*Goals*.
1/ Answer these questions from the Open Graph text below, each on its own line:
(a) What apparently fixed the breakage in the development app?
(b) How does the writer think of Open Graph instead of as an evolution of the Semantic Web?
(c) What two things does the writer say are causing suffering in the meantime?
2/ The Open Graph text below urges care with app settings even though the breakage was not truly permanent. In one to three sentences, explain why, using the reason the text gives.

The "irrevocable" breakage I experienced with my development app appears to be fixed now, apparently as a result of deauthorizing and then reauthorizing the app. So it seems to not be truly permanent, but you should still be careful with your app settings as you don't want to ask each user to remove and re-add your app.

11:58 AM Jul 06 2012

Props Given:
9

One does not simply implement Open Graph applications.

Great writeup, Lucas.

I don't think of Open Graph as an evolution of Semantic Web.

I think of Open Graph as Facebook's implementation of the Interest Graph.

I also think that although Open Graph is Facebook's future, there's a rough road ahead to getting people -- specifically, developers -- to understand what's possible and what's desirable in our implementations of apps that use Open Graph.

In the meantime, there is suffering because of bugs and lack of documentation.

Especially documentation of best practices with examples.

*Raw data*.
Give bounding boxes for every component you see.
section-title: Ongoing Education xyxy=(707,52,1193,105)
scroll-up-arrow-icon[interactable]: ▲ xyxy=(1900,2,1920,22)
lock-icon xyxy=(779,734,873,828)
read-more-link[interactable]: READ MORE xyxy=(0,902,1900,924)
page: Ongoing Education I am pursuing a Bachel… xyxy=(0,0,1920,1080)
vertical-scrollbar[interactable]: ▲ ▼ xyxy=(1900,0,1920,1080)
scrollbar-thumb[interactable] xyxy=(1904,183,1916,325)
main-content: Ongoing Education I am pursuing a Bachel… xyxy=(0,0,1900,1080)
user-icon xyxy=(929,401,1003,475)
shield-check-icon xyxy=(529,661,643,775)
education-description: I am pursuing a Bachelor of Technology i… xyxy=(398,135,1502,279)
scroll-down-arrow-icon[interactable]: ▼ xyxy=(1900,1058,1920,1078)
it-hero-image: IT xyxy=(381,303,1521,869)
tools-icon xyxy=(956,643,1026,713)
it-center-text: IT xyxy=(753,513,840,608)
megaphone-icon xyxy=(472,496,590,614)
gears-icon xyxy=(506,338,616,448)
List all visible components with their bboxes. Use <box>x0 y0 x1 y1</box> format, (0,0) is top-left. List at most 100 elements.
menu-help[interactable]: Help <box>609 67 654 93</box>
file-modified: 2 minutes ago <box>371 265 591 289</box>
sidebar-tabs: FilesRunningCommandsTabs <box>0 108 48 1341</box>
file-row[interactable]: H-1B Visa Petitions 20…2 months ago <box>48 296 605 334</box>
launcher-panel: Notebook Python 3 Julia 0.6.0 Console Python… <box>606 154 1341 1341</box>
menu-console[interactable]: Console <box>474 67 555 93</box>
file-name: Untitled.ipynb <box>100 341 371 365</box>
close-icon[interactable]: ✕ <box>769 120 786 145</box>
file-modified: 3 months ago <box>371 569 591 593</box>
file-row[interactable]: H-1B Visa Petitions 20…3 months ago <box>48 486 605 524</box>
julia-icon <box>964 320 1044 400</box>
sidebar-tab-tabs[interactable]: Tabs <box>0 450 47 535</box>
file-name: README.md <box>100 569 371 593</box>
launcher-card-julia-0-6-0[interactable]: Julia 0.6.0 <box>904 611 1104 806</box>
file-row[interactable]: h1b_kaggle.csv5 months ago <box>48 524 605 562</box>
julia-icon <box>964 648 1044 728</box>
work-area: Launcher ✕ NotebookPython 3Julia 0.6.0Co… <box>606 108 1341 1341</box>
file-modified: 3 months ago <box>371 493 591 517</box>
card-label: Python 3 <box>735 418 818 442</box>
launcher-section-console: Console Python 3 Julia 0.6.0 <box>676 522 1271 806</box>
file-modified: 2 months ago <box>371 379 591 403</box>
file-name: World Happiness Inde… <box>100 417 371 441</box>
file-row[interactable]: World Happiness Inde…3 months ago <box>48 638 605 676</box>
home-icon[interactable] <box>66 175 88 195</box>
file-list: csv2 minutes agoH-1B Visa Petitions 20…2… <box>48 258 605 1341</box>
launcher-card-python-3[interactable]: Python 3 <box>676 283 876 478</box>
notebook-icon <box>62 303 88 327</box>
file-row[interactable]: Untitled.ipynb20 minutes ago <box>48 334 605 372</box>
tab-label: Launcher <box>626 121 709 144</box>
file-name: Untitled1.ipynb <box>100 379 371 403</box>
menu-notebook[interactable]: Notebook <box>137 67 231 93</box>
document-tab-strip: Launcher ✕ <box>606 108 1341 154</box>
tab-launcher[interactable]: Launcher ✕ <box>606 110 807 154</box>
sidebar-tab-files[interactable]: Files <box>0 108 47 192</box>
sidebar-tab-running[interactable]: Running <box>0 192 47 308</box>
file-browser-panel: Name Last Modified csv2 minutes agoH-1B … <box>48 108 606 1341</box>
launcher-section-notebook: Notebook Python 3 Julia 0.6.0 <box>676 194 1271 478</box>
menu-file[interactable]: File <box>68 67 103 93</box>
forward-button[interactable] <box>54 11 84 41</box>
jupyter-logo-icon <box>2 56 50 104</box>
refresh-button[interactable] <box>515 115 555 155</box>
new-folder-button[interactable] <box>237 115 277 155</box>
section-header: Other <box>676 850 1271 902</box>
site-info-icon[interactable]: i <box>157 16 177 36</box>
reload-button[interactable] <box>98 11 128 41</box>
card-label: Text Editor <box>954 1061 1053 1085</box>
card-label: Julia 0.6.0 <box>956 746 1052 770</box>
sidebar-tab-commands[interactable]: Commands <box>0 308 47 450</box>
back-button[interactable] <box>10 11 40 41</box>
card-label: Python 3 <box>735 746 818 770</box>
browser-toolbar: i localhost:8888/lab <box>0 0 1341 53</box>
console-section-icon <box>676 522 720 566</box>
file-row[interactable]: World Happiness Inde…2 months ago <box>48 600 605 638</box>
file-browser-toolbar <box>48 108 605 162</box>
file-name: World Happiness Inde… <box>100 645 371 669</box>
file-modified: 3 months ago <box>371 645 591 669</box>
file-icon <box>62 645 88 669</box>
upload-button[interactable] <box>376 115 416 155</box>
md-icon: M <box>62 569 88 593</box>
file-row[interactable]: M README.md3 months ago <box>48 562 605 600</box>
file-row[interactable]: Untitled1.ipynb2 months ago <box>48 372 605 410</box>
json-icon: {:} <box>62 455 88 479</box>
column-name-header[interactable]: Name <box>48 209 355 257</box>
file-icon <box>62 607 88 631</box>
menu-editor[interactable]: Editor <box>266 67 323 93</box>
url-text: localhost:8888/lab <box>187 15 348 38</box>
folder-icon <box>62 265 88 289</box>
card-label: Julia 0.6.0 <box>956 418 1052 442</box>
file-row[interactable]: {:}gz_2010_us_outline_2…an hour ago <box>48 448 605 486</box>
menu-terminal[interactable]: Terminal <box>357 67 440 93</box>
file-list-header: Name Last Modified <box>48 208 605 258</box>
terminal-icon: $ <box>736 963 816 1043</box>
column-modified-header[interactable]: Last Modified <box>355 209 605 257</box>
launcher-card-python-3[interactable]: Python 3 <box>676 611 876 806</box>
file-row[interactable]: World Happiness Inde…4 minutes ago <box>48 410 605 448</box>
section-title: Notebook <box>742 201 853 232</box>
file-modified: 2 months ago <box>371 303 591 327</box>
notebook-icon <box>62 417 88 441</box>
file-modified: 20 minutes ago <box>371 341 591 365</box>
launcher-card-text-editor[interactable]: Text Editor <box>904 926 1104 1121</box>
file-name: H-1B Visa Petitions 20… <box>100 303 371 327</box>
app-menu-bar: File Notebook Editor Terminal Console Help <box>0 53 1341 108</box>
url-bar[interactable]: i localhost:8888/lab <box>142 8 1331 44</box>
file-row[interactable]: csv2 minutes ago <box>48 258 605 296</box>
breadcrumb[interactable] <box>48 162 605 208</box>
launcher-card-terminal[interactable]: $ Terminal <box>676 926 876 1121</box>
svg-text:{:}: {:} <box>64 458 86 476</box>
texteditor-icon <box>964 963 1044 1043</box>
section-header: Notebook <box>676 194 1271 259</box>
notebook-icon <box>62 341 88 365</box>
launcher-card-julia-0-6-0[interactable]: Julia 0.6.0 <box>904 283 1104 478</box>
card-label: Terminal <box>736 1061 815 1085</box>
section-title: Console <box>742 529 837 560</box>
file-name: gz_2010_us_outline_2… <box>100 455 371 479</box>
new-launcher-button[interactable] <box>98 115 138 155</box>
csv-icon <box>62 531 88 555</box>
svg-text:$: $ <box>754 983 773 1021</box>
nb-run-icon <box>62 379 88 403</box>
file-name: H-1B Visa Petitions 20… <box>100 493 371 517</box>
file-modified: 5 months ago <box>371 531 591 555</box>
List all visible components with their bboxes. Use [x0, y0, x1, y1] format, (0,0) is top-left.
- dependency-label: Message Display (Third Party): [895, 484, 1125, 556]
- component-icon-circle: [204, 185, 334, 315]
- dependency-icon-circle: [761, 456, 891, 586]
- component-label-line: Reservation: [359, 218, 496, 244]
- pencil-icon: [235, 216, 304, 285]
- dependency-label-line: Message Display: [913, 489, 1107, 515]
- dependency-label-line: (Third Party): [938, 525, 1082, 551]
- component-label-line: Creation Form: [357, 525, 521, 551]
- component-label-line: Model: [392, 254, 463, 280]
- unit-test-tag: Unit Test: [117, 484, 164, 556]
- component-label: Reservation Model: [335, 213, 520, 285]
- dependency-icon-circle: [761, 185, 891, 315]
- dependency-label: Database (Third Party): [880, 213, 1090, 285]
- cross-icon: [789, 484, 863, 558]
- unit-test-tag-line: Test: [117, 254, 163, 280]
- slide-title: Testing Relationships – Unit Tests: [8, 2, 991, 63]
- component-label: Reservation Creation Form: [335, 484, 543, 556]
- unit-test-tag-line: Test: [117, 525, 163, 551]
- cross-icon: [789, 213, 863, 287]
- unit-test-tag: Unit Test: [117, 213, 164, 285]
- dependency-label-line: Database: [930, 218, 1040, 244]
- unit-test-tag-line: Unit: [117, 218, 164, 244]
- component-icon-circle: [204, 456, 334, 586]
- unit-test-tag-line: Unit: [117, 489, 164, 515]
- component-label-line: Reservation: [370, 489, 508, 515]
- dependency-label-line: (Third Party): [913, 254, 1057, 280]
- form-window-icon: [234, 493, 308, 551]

*Worked answers*.
1/
(a) Deauthorizing and then reauthorizing the app.
(b) As Facebook's implementation of the Interest Graph.
(c) Bugs and a lack of documentation.

2/ Developers should be careful with app settings because they don't want to ask each user to remove and re-add the app. The breakage was fixed only after the app was deauthorized and then reauthorized.